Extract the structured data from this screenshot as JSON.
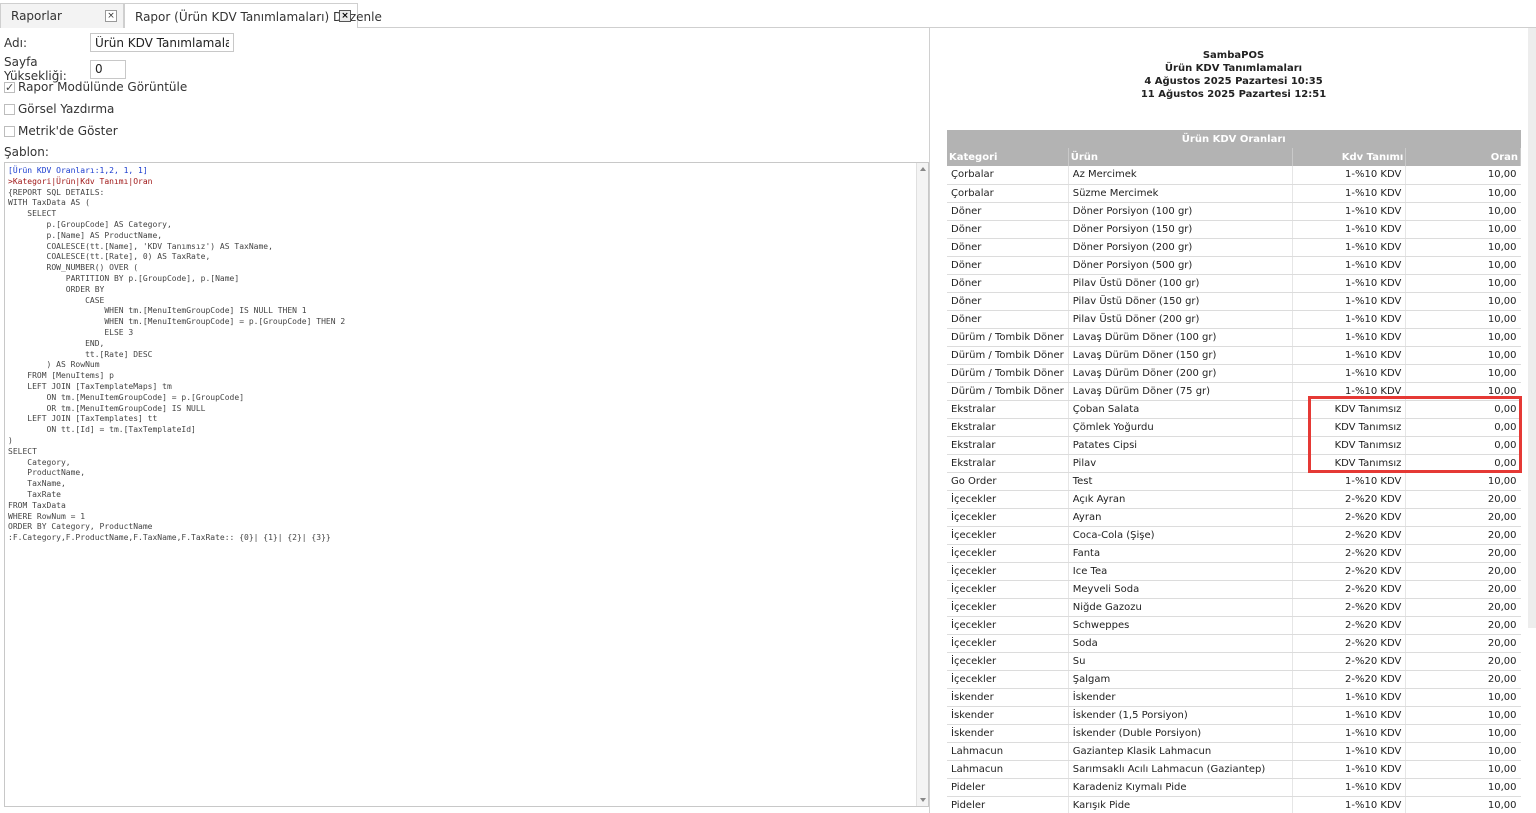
{
  "tabs": [
    {
      "label": "Raporlar",
      "close": "×"
    },
    {
      "label": "Rapor (Ürün KDV Tanımlamaları) Düzenle",
      "close": "×"
    }
  ],
  "form": {
    "name_label": "Adı:",
    "name_value": "Ürün KDV Tanımlamaları",
    "page_height_label": "Sayfa Yüksekliği:",
    "page_height_value": "0",
    "show_in_reports_label": "Rapor Modülünde Görüntüle",
    "show_in_reports_checked": true,
    "visual_print_label": "Görsel Yazdırma",
    "visual_print_checked": false,
    "show_in_metric_label": "Metrik'de Göster",
    "show_in_metric_checked": false,
    "template_label": "Şablon:",
    "check_mark": "✓"
  },
  "template_lines": [
    "[Ürün KDV Oranları:1,2, 1, 1]",
    ">Kategori|Ürün|Kdv Tanımı|Oran",
    "{REPORT SQL DETAILS:",
    "WITH TaxData AS (",
    "    SELECT",
    "        p.[GroupCode] AS Category,",
    "        p.[Name] AS ProductName,",
    "        COALESCE(tt.[Name], 'KDV Tanımsız') AS TaxName,",
    "        COALESCE(tt.[Rate], 0) AS TaxRate,",
    "        ROW_NUMBER() OVER (",
    "            PARTITION BY p.[GroupCode], p.[Name]",
    "            ORDER BY",
    "                CASE",
    "                    WHEN tm.[MenuItemGroupCode] IS NULL THEN 1",
    "                    WHEN tm.[MenuItemGroupCode] = p.[GroupCode] THEN 2",
    "                    ELSE 3",
    "                END,",
    "                tt.[Rate] DESC",
    "        ) AS RowNum",
    "    FROM [MenuItems] p",
    "    LEFT JOIN [TaxTemplateMaps] tm",
    "        ON tm.[MenuItemGroupCode] = p.[GroupCode]",
    "        OR tm.[MenuItemGroupCode] IS NULL",
    "    LEFT JOIN [TaxTemplates] tt",
    "        ON tt.[Id] = tm.[TaxTemplateId]",
    ")",
    "SELECT",
    "    Category,",
    "    ProductName,",
    "    TaxName,",
    "    TaxRate",
    "FROM TaxData",
    "WHERE RowNum = 1",
    "ORDER BY Category, ProductName",
    ":F.Category,F.ProductName,F.TaxName,F.TaxRate:: {0}| {1}| {2}| {3}}"
  ],
  "report": {
    "company": "SambaPOS",
    "title": "Ürün KDV Tanımlamaları",
    "date_from": "4 Ağustos 2025 Pazartesi 10:35",
    "date_to": "11 Ağustos 2025 Pazartesi 12:51",
    "table_caption": "Ürün KDV Oranları",
    "columns": [
      "Kategori",
      "Ürün",
      "Kdv Tanımı",
      "Oran"
    ],
    "rows": [
      [
        "Çorbalar",
        "Az Mercimek",
        "1-%10 KDV",
        "10,00"
      ],
      [
        "Çorbalar",
        "Süzme Mercimek",
        "1-%10 KDV",
        "10,00"
      ],
      [
        "Döner",
        "Döner Porsiyon (100 gr)",
        "1-%10 KDV",
        "10,00"
      ],
      [
        "Döner",
        "Döner Porsiyon (150 gr)",
        "1-%10 KDV",
        "10,00"
      ],
      [
        "Döner",
        "Döner Porsiyon (200 gr)",
        "1-%10 KDV",
        "10,00"
      ],
      [
        "Döner",
        "Döner Porsiyon (500 gr)",
        "1-%10 KDV",
        "10,00"
      ],
      [
        "Döner",
        "Pilav Üstü Döner (100 gr)",
        "1-%10 KDV",
        "10,00"
      ],
      [
        "Döner",
        "Pilav Üstü Döner (150 gr)",
        "1-%10 KDV",
        "10,00"
      ],
      [
        "Döner",
        "Pilav Üstü Döner (200 gr)",
        "1-%10 KDV",
        "10,00"
      ],
      [
        "Dürüm / Tombik Döner",
        "Lavaş Dürüm Döner (100 gr)",
        "1-%10 KDV",
        "10,00"
      ],
      [
        "Dürüm / Tombik Döner",
        "Lavaş Dürüm Döner (150 gr)",
        "1-%10 KDV",
        "10,00"
      ],
      [
        "Dürüm / Tombik Döner",
        "Lavaş Dürüm Döner (200 gr)",
        "1-%10 KDV",
        "10,00"
      ],
      [
        "Dürüm / Tombik Döner",
        "Lavaş Dürüm Döner (75 gr)",
        "1-%10 KDV",
        "10,00"
      ],
      [
        "Ekstralar",
        "Çoban Salata",
        "KDV Tanımsız",
        "0,00"
      ],
      [
        "Ekstralar",
        "Çömlek Yoğurdu",
        "KDV Tanımsız",
        "0,00"
      ],
      [
        "Ekstralar",
        "Patates Cipsi",
        "KDV Tanımsız",
        "0,00"
      ],
      [
        "Ekstralar",
        "Pilav",
        "KDV Tanımsız",
        "0,00"
      ],
      [
        "Go Order",
        "Test",
        "1-%10 KDV",
        "10,00"
      ],
      [
        "İçecekler",
        "Açık Ayran",
        "2-%20 KDV",
        "20,00"
      ],
      [
        "İçecekler",
        "Ayran",
        "2-%20 KDV",
        "20,00"
      ],
      [
        "İçecekler",
        "Coca-Cola (Şişe)",
        "2-%20 KDV",
        "20,00"
      ],
      [
        "İçecekler",
        "Fanta",
        "2-%20 KDV",
        "20,00"
      ],
      [
        "İçecekler",
        "Ice Tea",
        "2-%20 KDV",
        "20,00"
      ],
      [
        "İçecekler",
        "Meyveli Soda",
        "2-%20 KDV",
        "20,00"
      ],
      [
        "İçecekler",
        "Niğde Gazozu",
        "2-%20 KDV",
        "20,00"
      ],
      [
        "İçecekler",
        "Schweppes",
        "2-%20 KDV",
        "20,00"
      ],
      [
        "İçecekler",
        "Soda",
        "2-%20 KDV",
        "20,00"
      ],
      [
        "İçecekler",
        "Su",
        "2-%20 KDV",
        "20,00"
      ],
      [
        "İçecekler",
        "Şalgam",
        "2-%20 KDV",
        "20,00"
      ],
      [
        "İskender",
        "İskender",
        "1-%10 KDV",
        "10,00"
      ],
      [
        "İskender",
        "İskender (1,5 Porsiyon)",
        "1-%10 KDV",
        "10,00"
      ],
      [
        "İskender",
        "İskender (Duble Porsiyon)",
        "1-%10 KDV",
        "10,00"
      ],
      [
        "Lahmacun",
        "Gaziantep Klasik Lahmacun",
        "1-%10 KDV",
        "10,00"
      ],
      [
        "Lahmacun",
        "Sarımsaklı Acılı Lahmacun (Gaziantep)",
        "1-%10 KDV",
        "10,00"
      ],
      [
        "Pideler",
        "Karadeniz Kıymalı Pide",
        "1-%10 KDV",
        "10,00"
      ],
      [
        "Pideler",
        "Karışık Pide",
        "1-%10 KDV",
        "10,00"
      ]
    ]
  },
  "colors": {
    "header_bg": "#b3b3b3",
    "highlight": "#e53935",
    "code_blue": "#1a3ccf",
    "code_red": "#a01818"
  }
}
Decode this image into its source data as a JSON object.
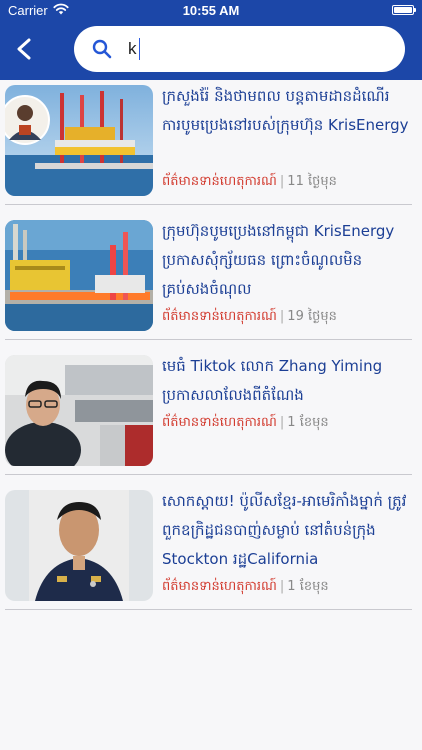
{
  "status_bar": {
    "carrier": "Carrier",
    "time": "10:55 AM"
  },
  "search": {
    "value": "k",
    "placeholder": ""
  },
  "colors": {
    "header": "#1c47a8",
    "title": "#1c3f95",
    "category": "#d23a2e",
    "meta": "#888888"
  },
  "articles": [
    {
      "title": "ក្រសួងរ៉ែ និងថាមពល បន្តតាមដានដំណើរការបូមប្រេងនៅរបស់ក្រុមហ៊ុន KrisEnergy",
      "category": "ព័ត៌មានទាន់ហេតុការណ៍",
      "time": "11 ថ្ងៃមុន",
      "image": "offshore-oil-rig-with-official-portrait"
    },
    {
      "title": "ក្រុមហ៊ុនបូមប្រេងនៅកម្ពុជា KrisEnergy ប្រកាសសុំក្ស័យធន ព្រោះចំណូលមិនគ្រប់សងចំណុល",
      "category": "ព័ត៌មានទាន់ហេតុការណ៍",
      "time": "19 ថ្ងៃមុន",
      "image": "oil-platform-at-sea"
    },
    {
      "title": "មេធំ Tiktok លោក Zhang Yiming ប្រកាសលាលែងពីតំណែង",
      "category": "ព័ត៌មានទាន់ហេតុការណ៍",
      "time": "1 ខែមុន",
      "image": "man-in-office"
    },
    {
      "title": "សោកស្តាយ! ប៉ូលីសខ្មែរ-អាមេរិកាំងម្នាក់ ត្រូវពួកឧក្រិដ្ឋជនបាញ់សម្លាប់ នៅតំបន់ក្រុង Stockton រដ្ឋCalifornia",
      "category": "ព័ត៌មានទាន់ហេតុការណ៍",
      "time": "1 ខែមុន",
      "image": "police-officer-portrait"
    }
  ]
}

WHAT TO WORK ON: Collect the complete line wherever the string "Tanımlamaları" appears in the records.

REPLY TO THE EXERCISE:
      "label": "Rapor (Ürün KDV Tanımlamaları) Düzenle",
    "name_value": "Ürün KDV Tanımlamaları",
    "title": "Ürün KDV Tanımlamaları",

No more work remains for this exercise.